### Prompt
Show every line in the records below that contains the word "title".

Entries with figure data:
------------------------------------------------------------

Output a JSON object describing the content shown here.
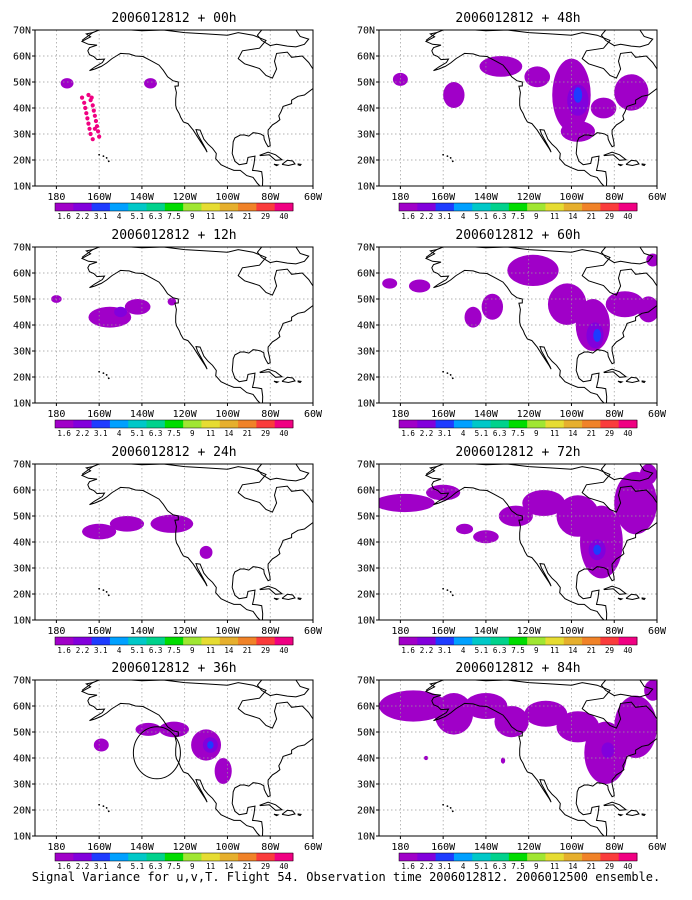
{
  "caption": "Signal Variance for u,v,T. Flight 54. Observation time 2006012812. 2006012500 ensemble.",
  "colors": {
    "ocean": "#ffffff",
    "frame": "#000000",
    "grid": "#999999",
    "coast": "#000000",
    "palette": [
      "#a000c8",
      "#8200dc",
      "#1e3cff",
      "#00a0ff",
      "#00c8c8",
      "#00d28c",
      "#00dc00",
      "#a0e632",
      "#e6dc32",
      "#e6af2d",
      "#f08228",
      "#fa3c3c",
      "#f00082"
    ]
  },
  "colorbar_labels": [
    "1.6",
    "2.2",
    "3.1",
    "4",
    "5.1",
    "6.3",
    "7.5",
    "9",
    "11",
    "14",
    "21",
    "29",
    "40"
  ],
  "chart_data": [
    {
      "type": "heatmap",
      "title": "2006012812 + 00h",
      "x_ticks": [
        "180",
        "160W",
        "140W",
        "120W",
        "100W",
        "80W",
        "60W"
      ],
      "y_ticks": [
        "10N",
        "20N",
        "30N",
        "40N",
        "50N",
        "60N",
        "70N"
      ],
      "xlim": [
        -190,
        -60
      ],
      "ylim": [
        10,
        70
      ],
      "gridlines": true,
      "regions": [
        {
          "lon": -175,
          "lat": 49.5,
          "rx": 3,
          "ry": 2,
          "level": 0
        },
        {
          "lon": -136,
          "lat": 49.5,
          "rx": 3,
          "ry": 2,
          "level": 0
        }
      ],
      "points": [
        {
          "lon": -165,
          "lat": 45
        },
        {
          "lon": -164,
          "lat": 43
        },
        {
          "lon": -163,
          "lat": 41
        },
        {
          "lon": -162.5,
          "lat": 39
        },
        {
          "lon": -162,
          "lat": 37
        },
        {
          "lon": -161.5,
          "lat": 35
        },
        {
          "lon": -161,
          "lat": 33
        },
        {
          "lon": -160.5,
          "lat": 31
        },
        {
          "lon": -160,
          "lat": 29
        },
        {
          "lon": -167,
          "lat": 42
        },
        {
          "lon": -166.5,
          "lat": 40
        },
        {
          "lon": -166,
          "lat": 38
        },
        {
          "lon": -165.5,
          "lat": 36
        },
        {
          "lon": -165,
          "lat": 34
        },
        {
          "lon": -164.5,
          "lat": 32
        },
        {
          "lon": -164,
          "lat": 30
        },
        {
          "lon": -163,
          "lat": 28
        },
        {
          "lon": -168,
          "lat": 44
        },
        {
          "lon": -163.5,
          "lat": 44
        },
        {
          "lon": -162,
          "lat": 32
        }
      ]
    },
    {
      "type": "heatmap",
      "title": "2006012812 + 48h",
      "x_ticks": [
        "180",
        "160W",
        "140W",
        "120W",
        "100W",
        "80W",
        "60W"
      ],
      "y_ticks": [
        "10N",
        "20N",
        "30N",
        "40N",
        "50N",
        "60N",
        "70N"
      ],
      "xlim": [
        -190,
        -60
      ],
      "ylim": [
        10,
        70
      ],
      "gridlines": true,
      "regions": [
        {
          "lon": -180,
          "lat": 51,
          "rx": 3.5,
          "ry": 2.5,
          "level": 0
        },
        {
          "lon": -155,
          "lat": 45,
          "rx": 5,
          "ry": 5,
          "level": 0
        },
        {
          "lon": -133,
          "lat": 56,
          "rx": 10,
          "ry": 4,
          "level": 0
        },
        {
          "lon": -116,
          "lat": 52,
          "rx": 6,
          "ry": 4,
          "level": 0
        },
        {
          "lon": -100,
          "lat": 45,
          "rx": 9,
          "ry": 14,
          "level": 0
        },
        {
          "lon": -97,
          "lat": 31,
          "rx": 8,
          "ry": 4,
          "level": 0
        },
        {
          "lon": -85,
          "lat": 40,
          "rx": 6,
          "ry": 4,
          "level": 0
        },
        {
          "lon": -72,
          "lat": 46,
          "rx": 8,
          "ry": 7,
          "level": 0
        },
        {
          "lon": -97,
          "lat": 43,
          "rx": 5,
          "ry": 6,
          "level": 1
        },
        {
          "lon": -97,
          "lat": 45,
          "rx": 2,
          "ry": 3,
          "level": 2
        }
      ],
      "points": []
    },
    {
      "type": "heatmap",
      "title": "2006012812 + 12h",
      "x_ticks": [
        "180",
        "160W",
        "140W",
        "120W",
        "100W",
        "80W",
        "60W"
      ],
      "y_ticks": [
        "10N",
        "20N",
        "30N",
        "40N",
        "50N",
        "60N",
        "70N"
      ],
      "xlim": [
        -190,
        -60
      ],
      "ylim": [
        10,
        70
      ],
      "gridlines": true,
      "regions": [
        {
          "lon": -180,
          "lat": 50,
          "rx": 2.5,
          "ry": 1.5,
          "level": 0
        },
        {
          "lon": -155,
          "lat": 43,
          "rx": 10,
          "ry": 4,
          "level": 0
        },
        {
          "lon": -142,
          "lat": 47,
          "rx": 6,
          "ry": 3,
          "level": 0
        },
        {
          "lon": -126,
          "lat": 49,
          "rx": 2,
          "ry": 1.5,
          "level": 0
        },
        {
          "lon": -150,
          "lat": 45,
          "rx": 3,
          "ry": 2,
          "level": 1
        }
      ],
      "points": []
    },
    {
      "type": "heatmap",
      "title": "2006012812 + 60h",
      "x_ticks": [
        "180",
        "160W",
        "140W",
        "120W",
        "100W",
        "80W",
        "60W"
      ],
      "y_ticks": [
        "10N",
        "20N",
        "30N",
        "40N",
        "50N",
        "60N",
        "70N"
      ],
      "xlim": [
        -190,
        -60
      ],
      "ylim": [
        10,
        70
      ],
      "gridlines": true,
      "regions": [
        {
          "lon": -185,
          "lat": 56,
          "rx": 3.5,
          "ry": 2,
          "level": 0
        },
        {
          "lon": -171,
          "lat": 55,
          "rx": 5,
          "ry": 2.5,
          "level": 0
        },
        {
          "lon": -146,
          "lat": 43,
          "rx": 4,
          "ry": 4,
          "level": 0
        },
        {
          "lon": -137,
          "lat": 47,
          "rx": 5,
          "ry": 5,
          "level": 0
        },
        {
          "lon": -118,
          "lat": 61,
          "rx": 12,
          "ry": 6,
          "level": 0
        },
        {
          "lon": -102,
          "lat": 48,
          "rx": 9,
          "ry": 8,
          "level": 0
        },
        {
          "lon": -90,
          "lat": 40,
          "rx": 8,
          "ry": 10,
          "level": 0
        },
        {
          "lon": -75,
          "lat": 48,
          "rx": 9,
          "ry": 5,
          "level": 0
        },
        {
          "lon": -64,
          "lat": 46,
          "rx": 5,
          "ry": 5,
          "level": 0
        },
        {
          "lon": -62,
          "lat": 65,
          "rx": 3,
          "ry": 2.5,
          "level": 0
        },
        {
          "lon": -89,
          "lat": 36,
          "rx": 4,
          "ry": 5,
          "level": 1
        },
        {
          "lon": -88,
          "lat": 36,
          "rx": 1.8,
          "ry": 2.5,
          "level": 2
        }
      ],
      "points": []
    },
    {
      "type": "heatmap",
      "title": "2006012812 + 24h",
      "x_ticks": [
        "180",
        "160W",
        "140W",
        "120W",
        "100W",
        "80W",
        "60W"
      ],
      "y_ticks": [
        "10N",
        "20N",
        "30N",
        "40N",
        "50N",
        "60N",
        "70N"
      ],
      "xlim": [
        -190,
        -60
      ],
      "ylim": [
        10,
        70
      ],
      "gridlines": true,
      "regions": [
        {
          "lon": -160,
          "lat": 44,
          "rx": 8,
          "ry": 3,
          "level": 0
        },
        {
          "lon": -147,
          "lat": 47,
          "rx": 8,
          "ry": 3,
          "level": 0
        },
        {
          "lon": -126,
          "lat": 47,
          "rx": 10,
          "ry": 3.5,
          "level": 0
        },
        {
          "lon": -110,
          "lat": 36,
          "rx": 3,
          "ry": 2.5,
          "level": 0
        }
      ],
      "points": []
    },
    {
      "type": "heatmap",
      "title": "2006012812 + 72h",
      "x_ticks": [
        "180",
        "160W",
        "140W",
        "120W",
        "100W",
        "80W",
        "60W"
      ],
      "y_ticks": [
        "10N",
        "20N",
        "30N",
        "40N",
        "50N",
        "60N",
        "70N"
      ],
      "xlim": [
        -190,
        -60
      ],
      "ylim": [
        10,
        70
      ],
      "gridlines": true,
      "regions": [
        {
          "lon": -178,
          "lat": 55,
          "rx": 14,
          "ry": 3.5,
          "level": 0
        },
        {
          "lon": -160,
          "lat": 59,
          "rx": 8,
          "ry": 3,
          "level": 0
        },
        {
          "lon": -150,
          "lat": 45,
          "rx": 4,
          "ry": 2,
          "level": 0
        },
        {
          "lon": -140,
          "lat": 42,
          "rx": 6,
          "ry": 2.5,
          "level": 0
        },
        {
          "lon": -126,
          "lat": 50,
          "rx": 8,
          "ry": 4,
          "level": 0
        },
        {
          "lon": -113,
          "lat": 55,
          "rx": 10,
          "ry": 5,
          "level": 0
        },
        {
          "lon": -97,
          "lat": 50,
          "rx": 10,
          "ry": 8,
          "level": 0
        },
        {
          "lon": -86,
          "lat": 40,
          "rx": 10,
          "ry": 14,
          "level": 0
        },
        {
          "lon": -70,
          "lat": 55,
          "rx": 10,
          "ry": 12,
          "level": 0
        },
        {
          "lon": -64,
          "lat": 66,
          "rx": 4,
          "ry": 4,
          "level": 0
        },
        {
          "lon": -88,
          "lat": 37,
          "rx": 4,
          "ry": 4,
          "level": 1
        },
        {
          "lon": -88,
          "lat": 37,
          "rx": 1.8,
          "ry": 2,
          "level": 2
        }
      ],
      "points": []
    },
    {
      "type": "heatmap",
      "title": "2006012812 + 36h",
      "x_ticks": [
        "180",
        "160W",
        "140W",
        "120W",
        "100W",
        "80W",
        "60W"
      ],
      "y_ticks": [
        "10N",
        "20N",
        "30N",
        "40N",
        "50N",
        "60N",
        "70N"
      ],
      "xlim": [
        -190,
        -60
      ],
      "ylim": [
        10,
        70
      ],
      "gridlines": true,
      "regions": [
        {
          "lon": -159,
          "lat": 45,
          "rx": 3.5,
          "ry": 2.5,
          "level": 0
        },
        {
          "lon": -137,
          "lat": 51,
          "rx": 6,
          "ry": 2.5,
          "level": 0
        },
        {
          "lon": -125,
          "lat": 51,
          "rx": 7,
          "ry": 3,
          "level": 0
        },
        {
          "lon": -110,
          "lat": 45,
          "rx": 7,
          "ry": 6,
          "level": 0
        },
        {
          "lon": -102,
          "lat": 35,
          "rx": 4,
          "ry": 5,
          "level": 0
        },
        {
          "lon": -108,
          "lat": 45,
          "rx": 3.5,
          "ry": 3,
          "level": 1
        },
        {
          "lon": -108,
          "lat": 45,
          "rx": 1.5,
          "ry": 1.5,
          "level": 2
        }
      ],
      "points": []
    },
    {
      "type": "heatmap",
      "title": "2006012812 + 84h",
      "x_ticks": [
        "180",
        "160W",
        "140W",
        "120W",
        "100W",
        "80W",
        "60W"
      ],
      "y_ticks": [
        "10N",
        "20N",
        "30N",
        "40N",
        "50N",
        "60N",
        "70N"
      ],
      "xlim": [
        -190,
        -60
      ],
      "ylim": [
        10,
        70
      ],
      "gridlines": true,
      "regions": [
        {
          "lon": -174,
          "lat": 60,
          "rx": 16,
          "ry": 6,
          "level": 0
        },
        {
          "lon": -155,
          "lat": 57,
          "rx": 9,
          "ry": 8,
          "level": 0
        },
        {
          "lon": -140,
          "lat": 60,
          "rx": 10,
          "ry": 5,
          "level": 0
        },
        {
          "lon": -128,
          "lat": 54,
          "rx": 8,
          "ry": 6,
          "level": 0
        },
        {
          "lon": -112,
          "lat": 57,
          "rx": 10,
          "ry": 5,
          "level": 0
        },
        {
          "lon": -97,
          "lat": 52,
          "rx": 10,
          "ry": 6,
          "level": 0
        },
        {
          "lon": -84,
          "lat": 42,
          "rx": 10,
          "ry": 12,
          "level": 0
        },
        {
          "lon": -70,
          "lat": 52,
          "rx": 10,
          "ry": 12,
          "level": 0
        },
        {
          "lon": -62,
          "lat": 66,
          "rx": 4,
          "ry": 4,
          "level": 0
        },
        {
          "lon": -168,
          "lat": 40,
          "rx": 1,
          "ry": 0.8,
          "level": 0
        },
        {
          "lon": -132,
          "lat": 39,
          "rx": 1,
          "ry": 1.2,
          "level": 0
        },
        {
          "lon": -83,
          "lat": 43,
          "rx": 3,
          "ry": 3,
          "level": 1
        }
      ],
      "points": []
    }
  ]
}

------------------------------------------------------------

### Solution for this exercise
      "title": "2006012812 + 00h",
      "title": "2006012812 + 48h",
      "title": "2006012812 + 12h",
      "title": "2006012812 + 60h",
      "title": "2006012812 + 24h",
      "title": "2006012812 + 72h",
      "title": "2006012812 + 36h",
      "title": "2006012812 + 84h",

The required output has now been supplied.